- [DO THIS] Exactly as they appear, output all of the entries.

- [INPUT FOR THIS TASK]
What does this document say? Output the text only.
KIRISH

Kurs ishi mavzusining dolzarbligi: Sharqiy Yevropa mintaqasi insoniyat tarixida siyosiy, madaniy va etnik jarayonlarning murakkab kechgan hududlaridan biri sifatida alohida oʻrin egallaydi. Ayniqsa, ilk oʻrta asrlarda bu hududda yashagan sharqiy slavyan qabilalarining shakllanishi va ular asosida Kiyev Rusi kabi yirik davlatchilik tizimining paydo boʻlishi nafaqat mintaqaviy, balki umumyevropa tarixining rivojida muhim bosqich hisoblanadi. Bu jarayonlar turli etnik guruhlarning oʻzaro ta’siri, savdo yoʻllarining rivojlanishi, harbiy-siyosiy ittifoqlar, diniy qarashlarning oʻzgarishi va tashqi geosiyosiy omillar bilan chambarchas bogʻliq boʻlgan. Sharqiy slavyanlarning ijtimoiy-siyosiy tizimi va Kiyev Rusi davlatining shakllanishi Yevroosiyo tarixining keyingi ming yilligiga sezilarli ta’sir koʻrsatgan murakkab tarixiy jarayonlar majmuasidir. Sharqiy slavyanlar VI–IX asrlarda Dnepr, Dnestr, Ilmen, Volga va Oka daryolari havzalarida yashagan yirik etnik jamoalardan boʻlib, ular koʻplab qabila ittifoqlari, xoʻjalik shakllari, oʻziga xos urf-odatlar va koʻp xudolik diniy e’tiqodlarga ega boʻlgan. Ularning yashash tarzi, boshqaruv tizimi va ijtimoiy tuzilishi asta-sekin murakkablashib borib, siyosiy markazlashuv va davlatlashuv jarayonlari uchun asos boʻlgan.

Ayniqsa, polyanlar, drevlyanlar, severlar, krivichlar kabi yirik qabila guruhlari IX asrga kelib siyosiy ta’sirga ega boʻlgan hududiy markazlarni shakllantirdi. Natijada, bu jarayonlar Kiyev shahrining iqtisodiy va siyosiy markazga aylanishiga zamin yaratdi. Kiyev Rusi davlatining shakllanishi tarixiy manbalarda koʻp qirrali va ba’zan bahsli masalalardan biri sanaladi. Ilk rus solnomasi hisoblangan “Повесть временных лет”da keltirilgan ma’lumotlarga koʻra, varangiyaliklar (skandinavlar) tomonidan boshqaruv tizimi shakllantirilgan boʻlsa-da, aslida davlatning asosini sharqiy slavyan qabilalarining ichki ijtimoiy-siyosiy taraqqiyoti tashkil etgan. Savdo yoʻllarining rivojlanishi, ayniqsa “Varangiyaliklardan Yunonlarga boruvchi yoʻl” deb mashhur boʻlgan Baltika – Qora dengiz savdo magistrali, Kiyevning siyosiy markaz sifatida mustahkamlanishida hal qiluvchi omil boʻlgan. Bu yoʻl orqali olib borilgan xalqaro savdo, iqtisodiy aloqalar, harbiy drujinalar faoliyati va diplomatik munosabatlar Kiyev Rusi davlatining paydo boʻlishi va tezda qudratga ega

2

- [RESULT OF THIS EXERCISE]
What does this document say? Output the text only.
KIRISH

Kurs ishi mavzusining dolzarbligi: Sharqiy Yevropa mintaqasi insoniyat tarixida siyosiy, madaniy va etnik jarayonlarning murakkab kechgan hududlaridan biri sifatida alohida oʻrin egallaydi. Ayniqsa, ilk oʻrta asrlarda bu hududda yashagan sharqiy slavyan qabilalarining shakllanishi va ular asosida Kiyev Rusi kabi yirik davlatchilik tizimining paydo boʻlishi nafaqat mintaqaviy, balki umumyevropa tarixining rivojida muhim bosqich hisoblanadi. Bu jarayonlar turli etnik guruhlarning oʻzaro ta’siri, savdo yoʻllarining rivojlanishi, harbiy-siyosiy ittifoqlar, diniy qarashlarning oʻzgarishi va tashqi geosiyosiy omillar bilan chambarchas bogʻliq boʻlgan. Sharqiy slavyanlarning ijtimoiy-siyosiy tizimi va Kiyev Rusi davlatining shakllanishi Yevroosiyo tarixining keyingi ming yilligiga sezilarli ta’sir koʻrsatgan murakkab tarixiy jarayonlar majmuasidir. Sharqiy slavyanlar VI–IX asrlarda Dnepr, Dnestr, Ilmen, Volga va Oka daryolari havzalarida yashagan yirik etnik jamoalardan boʻlib, ular koʻplab qabila ittifoqlari, xoʻjalik shakllari, oʻziga xos urf-odatlar va koʻp xudolik diniy e’tiqodlarga ega boʻlgan. Ularning yashash tarzi, boshqaruv tizimi va ijtimoiy tuzilishi asta-sekin murakkablashib borib, siyosiy markazlashuv va davlatlashuv jarayonlari uchun asos boʻlgan.

Ayniqsa, polyanlar, drevlyanlar, severlar, krivichlar kabi yirik qabila guruhlari IX asrga kelib siyosiy ta’sirga ega boʻlgan hududiy markazlarni shakllantirdi. Natijada, bu jarayonlar Kiyev shahrining iqtisodiy va siyosiy markazga aylanishiga zamin yaratdi. Kiyev Rusi davlatining shakllanishi tarixiy manbalarda koʻp qirrali va ba’zan bahsli masalalardan biri sanaladi. Ilk rus solnomasi hisoblangan “Повесть временных лет”da keltirilgan ma’lumotlarga koʻra, varangiyaliklar (skandinavlar) tomonidan boshqaruv tizimi shakllantirilgan boʻlsa-da, aslida davlatning asosini sharqiy slavyan qabilalarining ichki ijtimoiy-siyosiy taraqqiyoti tashkil etgan. Savdo yoʻllarining rivojlanishi, ayniqsa “Varangiyaliklardan Yunonlarga boruvchi yoʻl” deb mashhur boʻlgan Baltika – Qora dengiz savdo magistrali, Kiyevning siyosiy markaz sifatida mustahkamlanishida hal qiluvchi omil boʻlgan. Bu yoʻl orqali olib borilgan xalqaro savdo, iqtisodiy aloqalar, harbiy drujinalar faoliyati va diplomatik munosabatlar Kiyev Rusi davlatining paydo boʻlishi va tezda qudratga ega

2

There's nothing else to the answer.